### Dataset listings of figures
*****

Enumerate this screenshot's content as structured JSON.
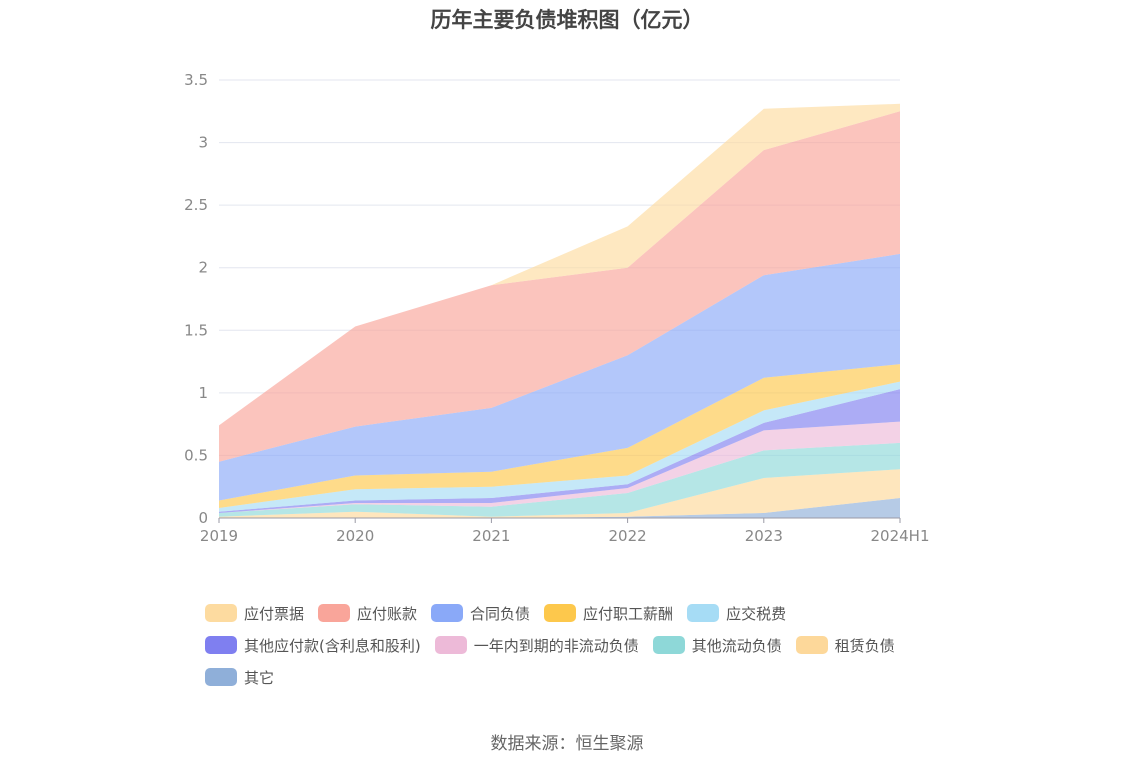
{
  "chart_data": {
    "type": "area",
    "stacked": true,
    "title": "历年主要负债堆积图（亿元）",
    "categories": [
      "2019",
      "2020",
      "2021",
      "2022",
      "2023",
      "2024H1"
    ],
    "ylim": [
      0,
      3.5
    ],
    "yticks": [
      "0",
      "0.5",
      "1",
      "1.5",
      "2",
      "2.5",
      "3",
      "3.5"
    ],
    "grid": true,
    "series_bottom_to_top": [
      {
        "name": "其它",
        "color": "#8fafd9",
        "values": [
          0,
          0,
          0,
          0.01,
          0.04,
          0.16
        ]
      },
      {
        "name": "租赁负债",
        "color": "#fdd89a",
        "values": [
          0.01,
          0.05,
          0.01,
          0.03,
          0.28,
          0.23
        ]
      },
      {
        "name": "其他流动负债",
        "color": "#8ed8d8",
        "values": [
          0.03,
          0.06,
          0.08,
          0.16,
          0.22,
          0.21
        ]
      },
      {
        "name": "一年内到期的非流动负债",
        "color": "#edbad8",
        "values": [
          0,
          0.01,
          0.03,
          0.04,
          0.16,
          0.17
        ]
      },
      {
        "name": "其他应付款(含利息和股利)",
        "color": "#7f7ff0",
        "values": [
          0.01,
          0.02,
          0.04,
          0.03,
          0.06,
          0.26
        ]
      },
      {
        "name": "应交税费",
        "color": "#a6dcf5",
        "values": [
          0.03,
          0.09,
          0.09,
          0.07,
          0.1,
          0.06
        ]
      },
      {
        "name": "应付职工薪酬",
        "color": "#fdc84c",
        "values": [
          0.06,
          0.11,
          0.12,
          0.22,
          0.26,
          0.14
        ]
      },
      {
        "name": "合同负债",
        "color": "#8aa9f8",
        "values": [
          0.31,
          0.39,
          0.51,
          0.74,
          0.82,
          0.88
        ]
      },
      {
        "name": "应付账款",
        "color": "#f9a59a",
        "values": [
          0.29,
          0.8,
          0.98,
          0.7,
          1.0,
          1.14
        ]
      },
      {
        "name": "应付票据",
        "color": "#fddba0",
        "values": [
          0,
          0,
          0,
          0.33,
          0.33,
          0.06
        ]
      }
    ]
  },
  "legend": {
    "rows": [
      [
        {
          "label": "应付票据",
          "color": "#fddba0"
        },
        {
          "label": "应付账款",
          "color": "#f9a59a"
        },
        {
          "label": "合同负债",
          "color": "#8aa9f8"
        },
        {
          "label": "应付职工薪酬",
          "color": "#fdc84c"
        },
        {
          "label": "应交税费",
          "color": "#a6dcf5"
        }
      ],
      [
        {
          "label": "其他应付款(含利息和股利)",
          "color": "#7f7ff0"
        },
        {
          "label": "一年内到期的非流动负债",
          "color": "#edbad8"
        },
        {
          "label": "其他流动负债",
          "color": "#8ed8d8"
        },
        {
          "label": "租赁负债",
          "color": "#fdd89a"
        }
      ],
      [
        {
          "label": "其它",
          "color": "#8fafd9"
        }
      ]
    ]
  },
  "source": "数据来源：恒生聚源"
}
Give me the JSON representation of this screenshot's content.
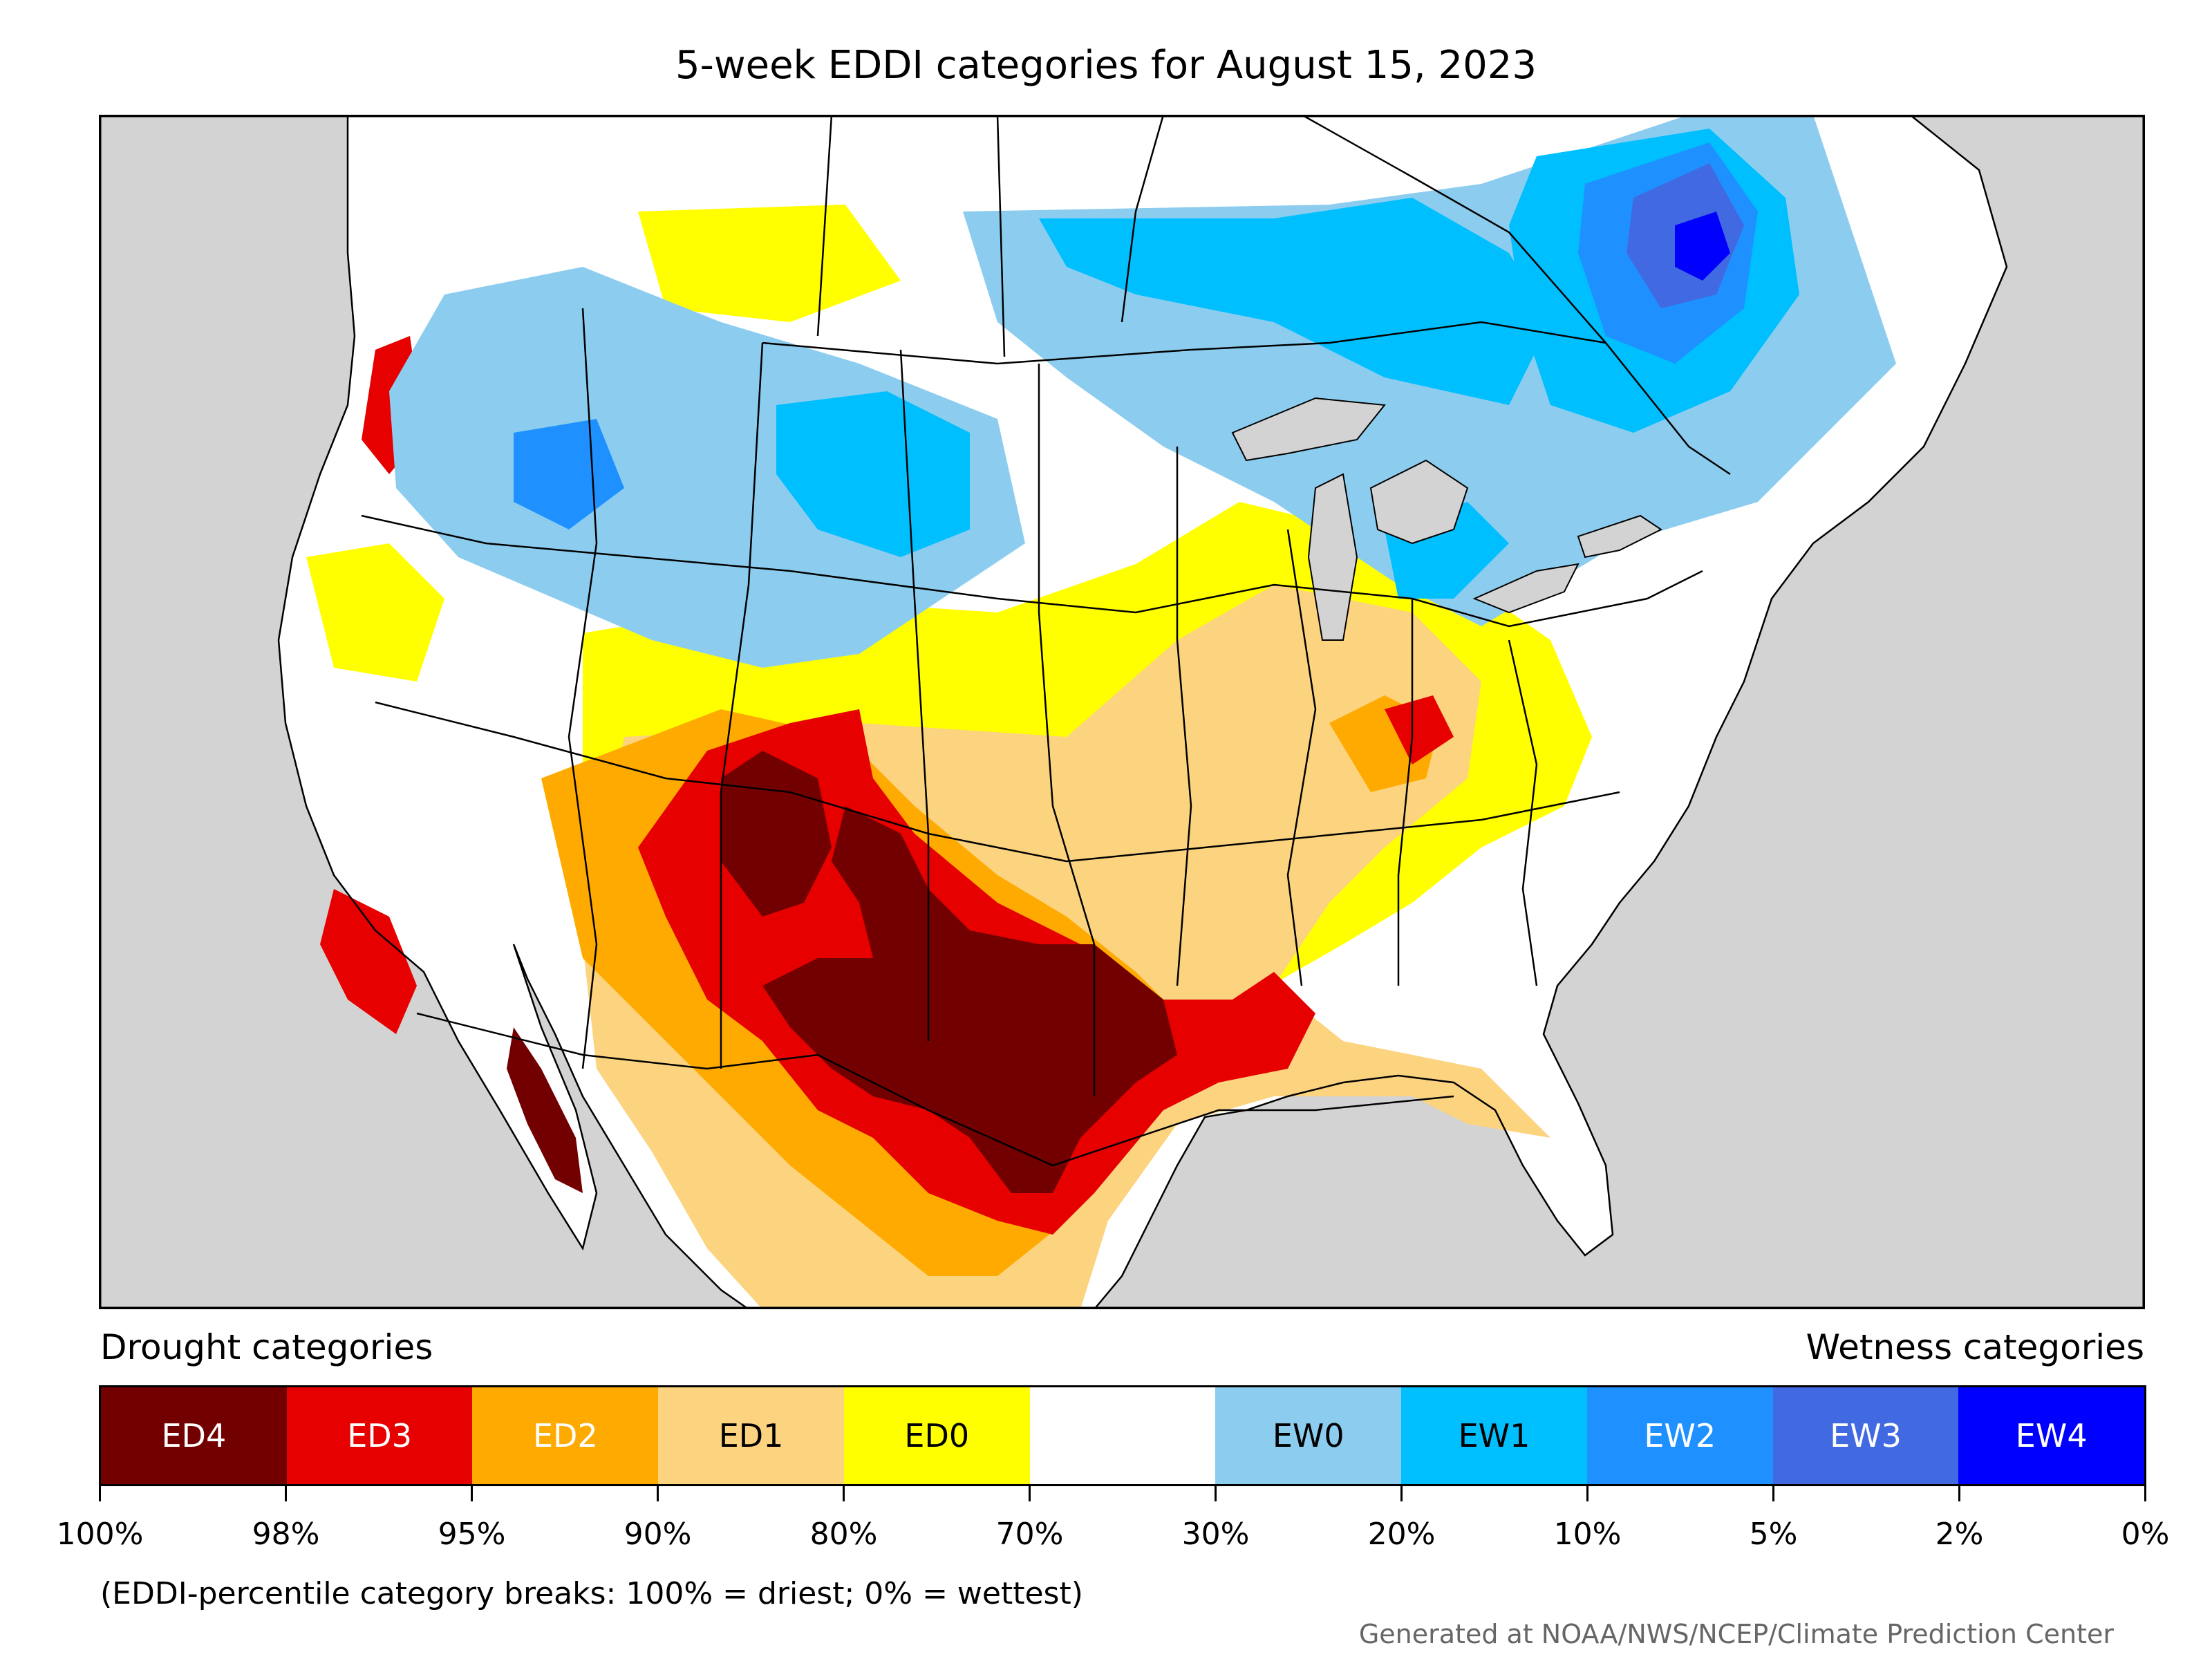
{
  "title": "5-week EDDI categories for August 15, 2023",
  "legend": {
    "drought_label": "Drought categories",
    "wetness_label": "Wetness categories",
    "categories": [
      {
        "label": "ED4",
        "color": "#730000",
        "text_color": "#ffffff"
      },
      {
        "label": "ED3",
        "color": "#e60000",
        "text_color": "#ffffff"
      },
      {
        "label": "ED2",
        "color": "#ffaa00",
        "text_color": "#ffffff"
      },
      {
        "label": "ED1",
        "color": "#fcd37f",
        "text_color": "#000000"
      },
      {
        "label": "ED0",
        "color": "#ffff00",
        "text_color": "#000000"
      },
      {
        "label": "",
        "color": "#ffffff",
        "text_color": "#000000"
      },
      {
        "label": "EW0",
        "color": "#8ccdef",
        "text_color": "#000000"
      },
      {
        "label": "EW1",
        "color": "#00bfff",
        "text_color": "#000000"
      },
      {
        "label": "EW2",
        "color": "#1e90ff",
        "text_color": "#ffffff"
      },
      {
        "label": "EW3",
        "color": "#4169e1",
        "text_color": "#ffffff"
      },
      {
        "label": "EW4",
        "color": "#0000ff",
        "text_color": "#ffffff"
      }
    ],
    "ticks": [
      "100%",
      "98%",
      "95%",
      "90%",
      "80%",
      "70%",
      "30%",
      "20%",
      "10%",
      "5%",
      "2%",
      "0%"
    ]
  },
  "note": "(EDDI-percentile category breaks: 100% = driest; 0% = wettest)",
  "credit": "Generated at NOAA/NWS/NCEP/Climate Prediction Center",
  "colors": {
    "ocean": "#d3d3d3",
    "land_background": "#ffffff",
    "boundary": "#000000"
  }
}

*****

### Written instruction
Where a line holds the string "EDDI", copy that line.

### Completed task
  "title": "5-week EDDI categories for August 15, 2023",
  "note": "(EDDI-percentile category breaks: 100% = driest; 0% = wettest)",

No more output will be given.